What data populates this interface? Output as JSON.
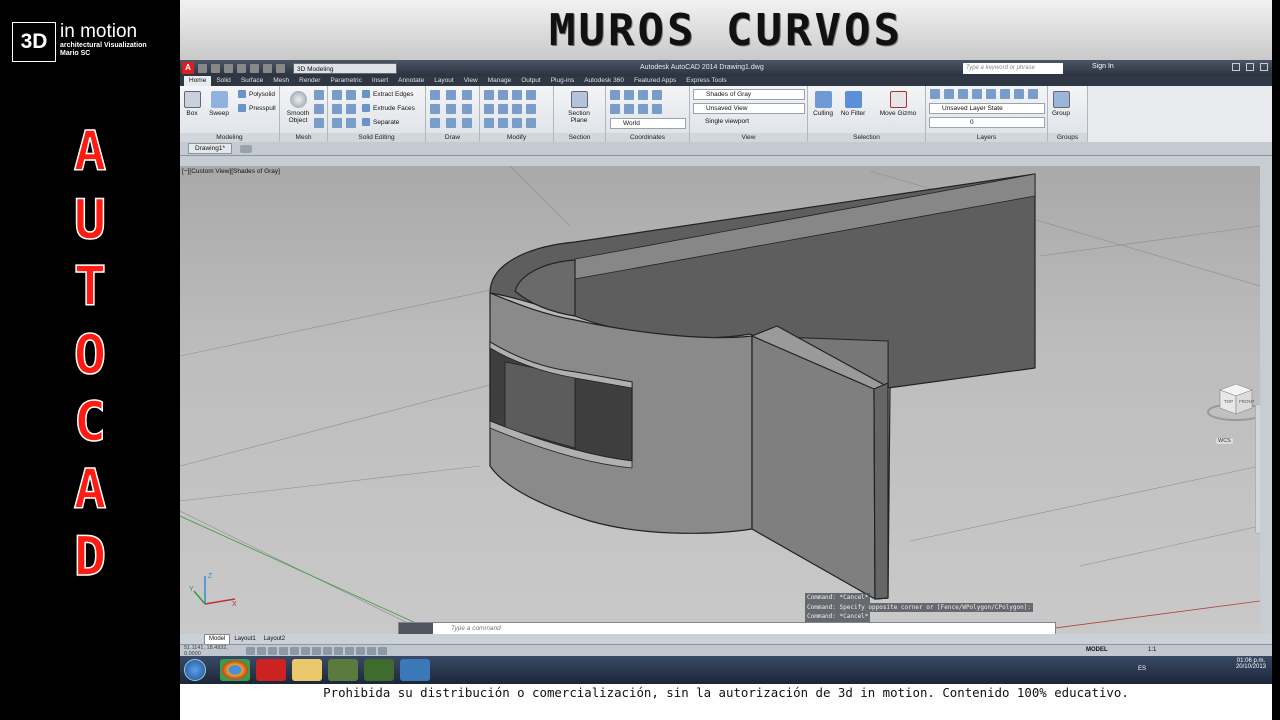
{
  "brand": {
    "box": "3D",
    "title": "in motion",
    "subtitle": "architectural Visualization",
    "author": "Mario SC"
  },
  "header": {
    "title": "MUROS CURVOS"
  },
  "vertical_text": [
    "A",
    "U",
    "T",
    "O",
    "C",
    "A",
    "D"
  ],
  "app": {
    "title": "Autodesk AutoCAD 2014     Drawing1.dwg",
    "workspace": "3D Modeling",
    "search_placeholder": "Type a keyword or phrase",
    "sign_in": "Sign In",
    "ribbon_tabs": [
      "Home",
      "Solid",
      "Surface",
      "Mesh",
      "Render",
      "Parametric",
      "Insert",
      "Annotate",
      "Layout",
      "View",
      "Manage",
      "Output",
      "Plug-ins",
      "Autodesk 360",
      "Featured Apps",
      "Express Tools"
    ],
    "panels": {
      "modeling": {
        "title": "Modeling",
        "box": "Box",
        "sweep": "Sweep",
        "polysolid": "Polysolid",
        "presspull": "Presspull"
      },
      "mesh": {
        "title": "Mesh",
        "smooth": "Smooth",
        "object": "Object"
      },
      "solid_editing": {
        "title": "Solid Editing",
        "extract": "Extract Edges",
        "extrude_faces": "Extrude Faces",
        "separate": "Separate"
      },
      "draw": {
        "title": "Draw"
      },
      "modify": {
        "title": "Modify"
      },
      "section": {
        "title": "Section",
        "plane1": "Section",
        "plane2": "Plane"
      },
      "coordinates": {
        "title": "Coordinates",
        "world": "World"
      },
      "view": {
        "title": "View",
        "visual_style": "Shades of Gray",
        "saved_view": "Unsaved View",
        "viewport": "Single viewport"
      },
      "selection": {
        "title": "Selection",
        "culling": "Culling",
        "filter": "No Filter",
        "gizmo": "Move Gizmo"
      },
      "layers": {
        "title": "Layers",
        "layer_state": "Unsaved Layer State",
        "layer": "0"
      },
      "groups": {
        "title": "Groups",
        "group": "Group"
      }
    },
    "doc_tab": "Drawing1*",
    "view_label": "[−][Custom View][Shades of Gray]",
    "viewcube": {
      "top": "TOP",
      "front": "FRONT",
      "wcs": "WCS"
    },
    "command_history": [
      "Command: *Cancel*",
      "Command: Specify opposite corner or [Fence/WPolygon/CPolygon]:",
      "Command: *Cancel*"
    ],
    "command_placeholder": "Type a command",
    "layout_tabs": [
      "Model",
      "Layout1",
      "Layout2"
    ],
    "coords": "51.1141, 18.4932, 0.0000",
    "status_model": "MODEL",
    "scale": "1:1",
    "lang": "ES",
    "time": "01:06 p.m.",
    "date": "20/10/2013"
  },
  "footer": {
    "text": "Prohibida su distribución o comercialización, sin la autorización de 3d in motion.  Contenido 100% educativo."
  }
}
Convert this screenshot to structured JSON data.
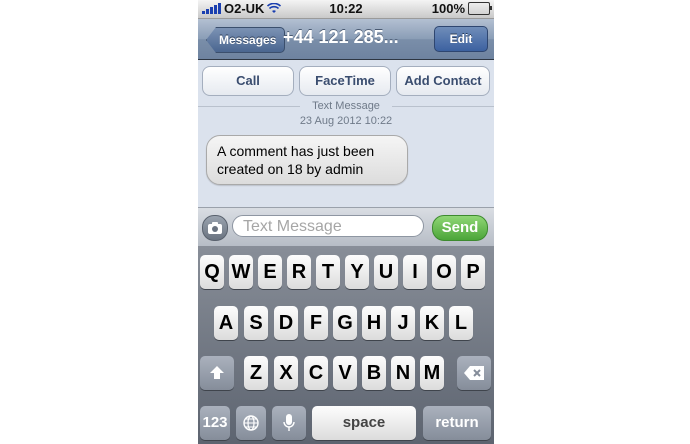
{
  "status": {
    "carrier": "O2-UK",
    "time": "10:22",
    "battery": "100%"
  },
  "nav": {
    "back_label": "Messages",
    "title": "+44 121 285...",
    "edit_label": "Edit"
  },
  "actions": {
    "call": "Call",
    "facetime": "FaceTime",
    "add_contact": "Add Contact"
  },
  "thread": {
    "label": "Text Message",
    "timestamp": "23 Aug 2012 10:22",
    "message": "A comment has just been created on 18 by admin"
  },
  "compose": {
    "placeholder": "Text Message",
    "send_label": "Send"
  },
  "keyboard": {
    "row1": [
      "Q",
      "W",
      "E",
      "R",
      "T",
      "Y",
      "U",
      "I",
      "O",
      "P"
    ],
    "row2": [
      "A",
      "S",
      "D",
      "F",
      "G",
      "H",
      "J",
      "K",
      "L"
    ],
    "row3": [
      "Z",
      "X",
      "C",
      "V",
      "B",
      "N",
      "M"
    ],
    "numbers_label": "123",
    "space_label": "space",
    "return_label": "return"
  },
  "colors": {
    "nav_blue": "#6e83a0",
    "send_green": "#4ba539",
    "bubble_gray": "#e6e6e6"
  }
}
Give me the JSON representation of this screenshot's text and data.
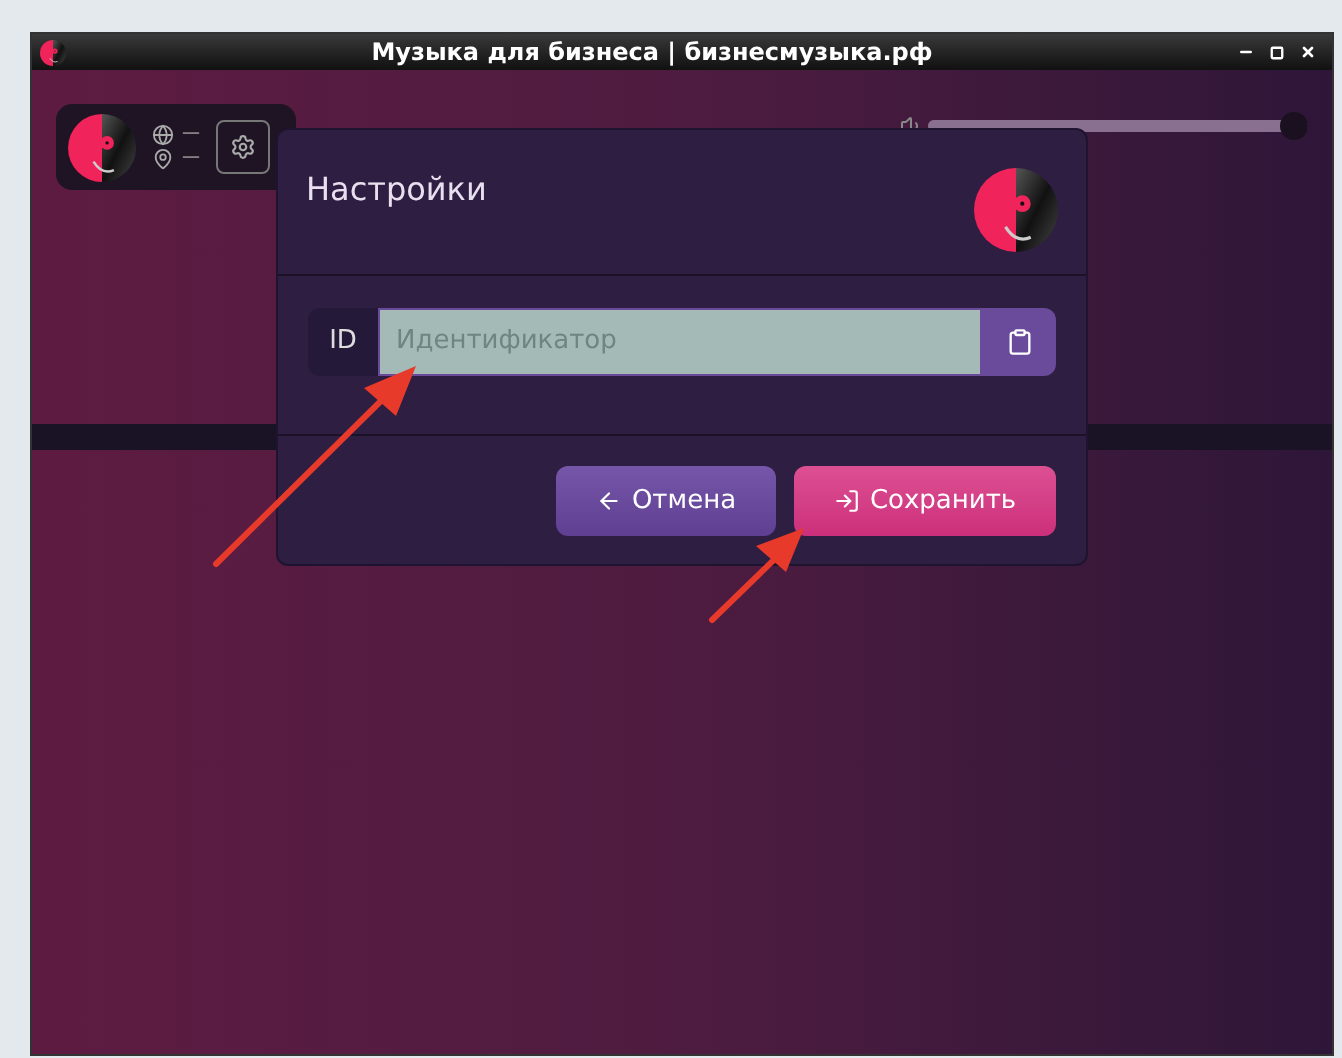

● **Stated goal**
Reproduce all entries without any change, and omit the pictures.

● **The answer**
What data populates this interface? Output as JSON.
{
  "brand": {
    "box": "3D",
    "title": "in motion",
    "subtitle": "architectural Visualization",
    "author": "Mario SC"
  },
  "header": {
    "title": "MUROS CURVOS"
  },
  "vertical_text": [
    "A",
    "U",
    "T",
    "O",
    "C",
    "A",
    "D"
  ],
  "app": {
    "title": "Autodesk AutoCAD 2014     Drawing1.dwg",
    "workspace": "3D Modeling",
    "search_placeholder": "Type a keyword or phrase",
    "sign_in": "Sign In",
    "ribbon_tabs": [
      "Home",
      "Solid",
      "Surface",
      "Mesh",
      "Render",
      "Parametric",
      "Insert",
      "Annotate",
      "Layout",
      "View",
      "Manage",
      "Output",
      "Plug-ins",
      "Autodesk 360",
      "Featured Apps",
      "Express Tools"
    ],
    "panels": {
      "modeling": {
        "title": "Modeling",
        "box": "Box",
        "sweep": "Sweep",
        "polysolid": "Polysolid",
        "presspull": "Presspull"
      },
      "mesh": {
        "title": "Mesh",
        "smooth": "Smooth",
        "object": "Object"
      },
      "solid_editing": {
        "title": "Solid Editing",
        "extract": "Extract Edges",
        "extrude_faces": "Extrude Faces",
        "separate": "Separate"
      },
      "draw": {
        "title": "Draw"
      },
      "modify": {
        "title": "Modify"
      },
      "section": {
        "title": "Section",
        "plane1": "Section",
        "plane2": "Plane"
      },
      "coordinates": {
        "title": "Coordinates",
        "world": "World"
      },
      "view": {
        "title": "View",
        "visual_style": "Shades of Gray",
        "saved_view": "Unsaved View",
        "viewport": "Single viewport"
      },
      "selection": {
        "title": "Selection",
        "culling": "Culling",
        "filter": "No Filter",
        "gizmo": "Move Gizmo"
      },
      "layers": {
        "title": "Layers",
        "layer_state": "Unsaved Layer State",
        "layer": "0"
      },
      "groups": {
        "title": "Groups",
        "group": "Group"
      }
    },
    "doc_tab": "Drawing1*",
    "view_label": "[−][Custom View][Shades of Gray]",
    "viewcube": {
      "top": "TOP",
      "front": "FRONT",
      "wcs": "WCS"
    },
    "command_history": [
      "Command: *Cancel*",
      "Command: Specify opposite corner or [Fence/WPolygon/CPolygon]:",
      "Command: *Cancel*"
    ],
    "command_placeholder": "Type a command",
    "layout_tabs": [
      "Model",
      "Layout1",
      "Layout2"
    ],
    "coords": "51.1141, 18.4932, 0.0000",
    "status_model": "MODEL",
    "scale": "1:1",
    "lang": "ES",
    "time": "01:06 p.m.",
    "date": "20/10/2013"
  },
  "footer": {
    "text": "Prohibida su distribución o comercialización, sin la autorización de 3d in motion.  Contenido 100% educativo."
  }
}
Convert this screenshot to structured JSON data.
{
  "status": {
    "carrier": "O2-UK",
    "time": "10:22",
    "battery": "100%"
  },
  "nav": {
    "back_label": "Messages",
    "title": "+44 121 285...",
    "edit_label": "Edit"
  },
  "actions": {
    "call": "Call",
    "facetime": "FaceTime",
    "add_contact": "Add Contact"
  },
  "thread": {
    "label": "Text Message",
    "timestamp": "23 Aug 2012 10:22",
    "message": "A comment has just been created on 18 by admin"
  },
  "compose": {
    "placeholder": "Text Message",
    "send_label": "Send"
  },
  "keyboard": {
    "row1": [
      "Q",
      "W",
      "E",
      "R",
      "T",
      "Y",
      "U",
      "I",
      "O",
      "P"
    ],
    "row2": [
      "A",
      "S",
      "D",
      "F",
      "G",
      "H",
      "J",
      "K",
      "L"
    ],
    "row3": [
      "Z",
      "X",
      "C",
      "V",
      "B",
      "N",
      "M"
    ],
    "numbers_label": "123",
    "space_label": "space",
    "return_label": "return"
  },
  "colors": {
    "nav_blue": "#6e83a0",
    "send_green": "#4ba539",
    "bubble_gray": "#e6e6e6"
  }
}
Give me the JSON representation of this screenshot's text and data.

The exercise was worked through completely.